— Start of RECORDED INFORMATION —

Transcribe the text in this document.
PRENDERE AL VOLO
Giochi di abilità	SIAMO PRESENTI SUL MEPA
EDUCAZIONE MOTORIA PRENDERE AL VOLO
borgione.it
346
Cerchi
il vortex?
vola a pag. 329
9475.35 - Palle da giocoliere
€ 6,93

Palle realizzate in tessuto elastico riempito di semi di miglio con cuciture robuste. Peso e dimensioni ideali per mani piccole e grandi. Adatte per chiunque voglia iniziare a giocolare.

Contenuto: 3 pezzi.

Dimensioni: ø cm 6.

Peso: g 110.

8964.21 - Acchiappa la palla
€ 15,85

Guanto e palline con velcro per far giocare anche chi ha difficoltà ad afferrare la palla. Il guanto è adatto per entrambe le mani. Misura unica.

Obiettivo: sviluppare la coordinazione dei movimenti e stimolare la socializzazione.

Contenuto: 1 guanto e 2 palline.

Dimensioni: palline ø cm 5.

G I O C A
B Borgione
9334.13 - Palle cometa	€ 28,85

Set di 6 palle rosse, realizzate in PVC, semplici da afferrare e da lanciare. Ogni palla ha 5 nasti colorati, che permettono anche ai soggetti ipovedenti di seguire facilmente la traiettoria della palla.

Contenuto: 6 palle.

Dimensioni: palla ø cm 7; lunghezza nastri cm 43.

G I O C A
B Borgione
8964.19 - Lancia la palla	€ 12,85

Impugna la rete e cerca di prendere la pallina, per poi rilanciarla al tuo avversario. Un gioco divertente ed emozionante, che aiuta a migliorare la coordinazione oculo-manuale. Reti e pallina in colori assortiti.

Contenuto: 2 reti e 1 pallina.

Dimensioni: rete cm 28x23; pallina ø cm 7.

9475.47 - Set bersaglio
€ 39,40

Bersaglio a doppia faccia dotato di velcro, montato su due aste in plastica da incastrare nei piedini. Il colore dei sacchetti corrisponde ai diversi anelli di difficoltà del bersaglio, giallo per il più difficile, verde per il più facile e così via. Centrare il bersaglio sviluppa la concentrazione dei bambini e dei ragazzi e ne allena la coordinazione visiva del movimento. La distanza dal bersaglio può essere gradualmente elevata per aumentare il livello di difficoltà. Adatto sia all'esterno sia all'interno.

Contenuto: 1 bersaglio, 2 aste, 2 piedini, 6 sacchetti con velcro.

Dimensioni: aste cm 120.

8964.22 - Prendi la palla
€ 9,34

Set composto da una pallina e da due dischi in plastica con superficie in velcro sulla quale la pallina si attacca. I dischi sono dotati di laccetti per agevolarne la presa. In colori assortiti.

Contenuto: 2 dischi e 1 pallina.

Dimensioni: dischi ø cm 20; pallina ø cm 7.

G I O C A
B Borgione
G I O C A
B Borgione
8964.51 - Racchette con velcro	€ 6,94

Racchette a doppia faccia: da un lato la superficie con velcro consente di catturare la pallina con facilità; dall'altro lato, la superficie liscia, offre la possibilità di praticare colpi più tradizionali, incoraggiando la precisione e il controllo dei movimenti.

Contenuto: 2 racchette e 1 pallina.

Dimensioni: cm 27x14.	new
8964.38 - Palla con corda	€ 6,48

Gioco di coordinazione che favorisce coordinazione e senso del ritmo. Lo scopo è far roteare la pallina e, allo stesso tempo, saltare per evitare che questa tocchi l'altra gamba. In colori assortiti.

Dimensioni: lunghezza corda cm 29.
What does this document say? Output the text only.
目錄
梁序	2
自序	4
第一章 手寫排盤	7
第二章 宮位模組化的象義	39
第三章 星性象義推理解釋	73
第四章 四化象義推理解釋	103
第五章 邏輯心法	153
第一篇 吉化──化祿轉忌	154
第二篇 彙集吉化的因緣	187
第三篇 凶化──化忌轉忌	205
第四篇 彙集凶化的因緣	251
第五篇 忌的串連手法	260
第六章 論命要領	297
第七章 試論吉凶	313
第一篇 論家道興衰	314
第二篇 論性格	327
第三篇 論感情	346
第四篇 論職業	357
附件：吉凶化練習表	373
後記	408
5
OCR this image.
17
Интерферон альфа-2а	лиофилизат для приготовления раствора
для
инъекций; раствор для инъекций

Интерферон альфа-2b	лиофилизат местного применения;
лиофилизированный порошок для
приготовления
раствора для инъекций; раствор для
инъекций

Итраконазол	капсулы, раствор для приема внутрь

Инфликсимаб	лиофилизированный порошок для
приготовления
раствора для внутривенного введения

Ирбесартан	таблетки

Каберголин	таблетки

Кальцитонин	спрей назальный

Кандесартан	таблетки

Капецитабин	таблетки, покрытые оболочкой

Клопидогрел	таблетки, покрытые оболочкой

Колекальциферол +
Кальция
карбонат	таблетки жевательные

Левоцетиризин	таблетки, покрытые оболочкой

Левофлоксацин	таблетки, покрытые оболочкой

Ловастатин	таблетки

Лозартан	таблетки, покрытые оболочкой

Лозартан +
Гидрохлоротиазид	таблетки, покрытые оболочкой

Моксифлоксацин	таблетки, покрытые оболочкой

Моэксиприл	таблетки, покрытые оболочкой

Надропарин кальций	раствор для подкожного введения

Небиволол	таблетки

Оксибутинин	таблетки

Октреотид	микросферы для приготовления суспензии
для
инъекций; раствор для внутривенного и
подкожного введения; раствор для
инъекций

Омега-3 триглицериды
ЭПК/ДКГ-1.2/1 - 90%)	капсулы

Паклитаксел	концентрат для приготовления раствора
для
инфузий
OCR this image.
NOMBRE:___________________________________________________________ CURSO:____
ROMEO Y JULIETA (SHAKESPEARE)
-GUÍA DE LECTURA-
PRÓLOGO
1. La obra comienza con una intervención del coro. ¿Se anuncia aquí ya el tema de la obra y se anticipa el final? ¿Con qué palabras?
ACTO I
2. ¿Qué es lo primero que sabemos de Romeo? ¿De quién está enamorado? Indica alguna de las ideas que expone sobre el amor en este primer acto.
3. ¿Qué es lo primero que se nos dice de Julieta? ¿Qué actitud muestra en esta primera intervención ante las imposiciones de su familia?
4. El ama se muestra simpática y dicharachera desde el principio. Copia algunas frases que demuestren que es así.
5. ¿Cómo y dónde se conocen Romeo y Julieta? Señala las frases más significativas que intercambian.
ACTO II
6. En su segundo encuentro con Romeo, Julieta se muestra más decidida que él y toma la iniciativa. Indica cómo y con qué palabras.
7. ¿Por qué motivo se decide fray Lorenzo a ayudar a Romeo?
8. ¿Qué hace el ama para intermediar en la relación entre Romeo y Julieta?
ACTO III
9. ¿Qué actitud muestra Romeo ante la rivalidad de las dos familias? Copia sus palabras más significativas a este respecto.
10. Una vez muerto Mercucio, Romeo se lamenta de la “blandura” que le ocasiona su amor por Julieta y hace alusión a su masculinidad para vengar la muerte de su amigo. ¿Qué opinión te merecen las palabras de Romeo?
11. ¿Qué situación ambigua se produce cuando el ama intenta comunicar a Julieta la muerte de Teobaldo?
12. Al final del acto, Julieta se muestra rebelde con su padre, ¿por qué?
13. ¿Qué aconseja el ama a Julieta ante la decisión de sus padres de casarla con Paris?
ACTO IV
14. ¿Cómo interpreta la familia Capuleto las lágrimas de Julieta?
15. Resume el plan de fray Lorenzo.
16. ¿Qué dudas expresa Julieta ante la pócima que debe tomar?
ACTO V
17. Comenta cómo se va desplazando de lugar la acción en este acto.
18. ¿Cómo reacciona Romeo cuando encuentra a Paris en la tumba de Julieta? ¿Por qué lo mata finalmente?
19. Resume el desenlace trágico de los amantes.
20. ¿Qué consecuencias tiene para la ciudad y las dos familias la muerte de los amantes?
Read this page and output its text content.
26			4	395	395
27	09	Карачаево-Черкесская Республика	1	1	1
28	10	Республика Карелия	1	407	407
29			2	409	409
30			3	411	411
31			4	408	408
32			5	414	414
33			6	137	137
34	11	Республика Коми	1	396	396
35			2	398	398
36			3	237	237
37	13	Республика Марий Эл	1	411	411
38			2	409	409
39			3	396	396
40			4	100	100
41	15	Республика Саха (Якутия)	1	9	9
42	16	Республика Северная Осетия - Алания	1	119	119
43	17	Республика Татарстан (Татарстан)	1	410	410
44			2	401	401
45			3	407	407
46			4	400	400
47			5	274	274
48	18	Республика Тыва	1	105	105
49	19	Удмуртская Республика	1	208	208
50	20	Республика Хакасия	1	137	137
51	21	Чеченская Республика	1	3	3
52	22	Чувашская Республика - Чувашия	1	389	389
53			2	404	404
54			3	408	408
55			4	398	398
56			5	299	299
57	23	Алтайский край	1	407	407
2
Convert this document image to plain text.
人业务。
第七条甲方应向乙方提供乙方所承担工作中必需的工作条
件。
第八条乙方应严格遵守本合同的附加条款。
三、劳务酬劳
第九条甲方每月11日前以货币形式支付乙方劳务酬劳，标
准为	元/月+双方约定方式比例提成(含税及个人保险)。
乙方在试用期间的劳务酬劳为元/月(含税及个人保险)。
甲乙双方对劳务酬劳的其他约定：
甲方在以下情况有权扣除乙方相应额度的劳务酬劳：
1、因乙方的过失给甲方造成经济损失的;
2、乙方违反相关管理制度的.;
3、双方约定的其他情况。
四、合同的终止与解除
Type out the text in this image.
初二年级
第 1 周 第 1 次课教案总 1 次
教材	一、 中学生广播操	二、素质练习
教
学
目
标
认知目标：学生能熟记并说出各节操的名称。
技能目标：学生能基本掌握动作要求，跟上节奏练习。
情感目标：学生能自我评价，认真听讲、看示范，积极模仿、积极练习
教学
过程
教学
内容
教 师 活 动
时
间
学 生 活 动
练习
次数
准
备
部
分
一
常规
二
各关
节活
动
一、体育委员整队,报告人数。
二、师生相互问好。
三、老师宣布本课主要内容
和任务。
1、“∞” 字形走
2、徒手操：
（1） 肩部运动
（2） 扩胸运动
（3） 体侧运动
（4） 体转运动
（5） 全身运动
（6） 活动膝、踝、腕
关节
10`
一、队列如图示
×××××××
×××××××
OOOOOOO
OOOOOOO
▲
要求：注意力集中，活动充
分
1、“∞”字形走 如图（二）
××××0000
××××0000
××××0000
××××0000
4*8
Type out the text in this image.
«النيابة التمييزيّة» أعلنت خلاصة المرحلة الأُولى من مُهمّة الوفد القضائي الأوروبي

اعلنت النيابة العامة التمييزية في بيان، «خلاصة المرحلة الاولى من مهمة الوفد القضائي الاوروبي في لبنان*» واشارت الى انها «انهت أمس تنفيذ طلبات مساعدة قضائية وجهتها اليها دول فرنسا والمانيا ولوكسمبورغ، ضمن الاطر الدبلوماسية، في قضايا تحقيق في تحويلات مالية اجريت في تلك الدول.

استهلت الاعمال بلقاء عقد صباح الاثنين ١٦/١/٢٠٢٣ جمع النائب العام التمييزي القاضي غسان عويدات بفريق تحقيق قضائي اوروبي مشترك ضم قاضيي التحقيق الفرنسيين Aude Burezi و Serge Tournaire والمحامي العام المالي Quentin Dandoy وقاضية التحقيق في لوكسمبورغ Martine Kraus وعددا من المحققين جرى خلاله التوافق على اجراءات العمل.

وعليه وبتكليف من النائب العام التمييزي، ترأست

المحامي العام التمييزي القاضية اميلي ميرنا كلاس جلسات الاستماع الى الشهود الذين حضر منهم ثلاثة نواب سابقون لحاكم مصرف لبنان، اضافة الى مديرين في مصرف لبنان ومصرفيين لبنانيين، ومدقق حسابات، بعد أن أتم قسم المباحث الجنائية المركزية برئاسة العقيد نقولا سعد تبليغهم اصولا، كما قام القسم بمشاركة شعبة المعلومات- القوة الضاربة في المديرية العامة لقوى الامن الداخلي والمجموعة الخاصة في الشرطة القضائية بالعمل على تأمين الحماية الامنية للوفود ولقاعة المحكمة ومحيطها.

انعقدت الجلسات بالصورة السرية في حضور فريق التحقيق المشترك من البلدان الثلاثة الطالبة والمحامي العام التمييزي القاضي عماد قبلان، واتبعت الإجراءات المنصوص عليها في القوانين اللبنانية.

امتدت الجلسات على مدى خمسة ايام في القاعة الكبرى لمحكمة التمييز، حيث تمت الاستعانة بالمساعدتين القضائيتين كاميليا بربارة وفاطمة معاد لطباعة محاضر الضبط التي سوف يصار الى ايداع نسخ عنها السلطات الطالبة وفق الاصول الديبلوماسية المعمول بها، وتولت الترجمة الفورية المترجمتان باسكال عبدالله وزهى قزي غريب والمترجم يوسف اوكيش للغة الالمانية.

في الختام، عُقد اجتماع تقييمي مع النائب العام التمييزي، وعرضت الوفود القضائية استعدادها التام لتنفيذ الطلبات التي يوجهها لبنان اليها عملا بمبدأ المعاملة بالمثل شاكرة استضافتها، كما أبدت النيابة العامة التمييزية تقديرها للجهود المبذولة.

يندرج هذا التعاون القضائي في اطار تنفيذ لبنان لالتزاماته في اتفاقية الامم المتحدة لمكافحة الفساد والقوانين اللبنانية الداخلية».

— End of RECORDED INFORMATION —

EXERCISE REQUIREMENTS: Using the records above, pull out each line where the word "amantes" occurs.

ANSWER:
19. Resume el desenlace trágico de los amantes.
20. ¿Qué consecuencias tiene para la ciudad y las dos familias la muerte de los amantes?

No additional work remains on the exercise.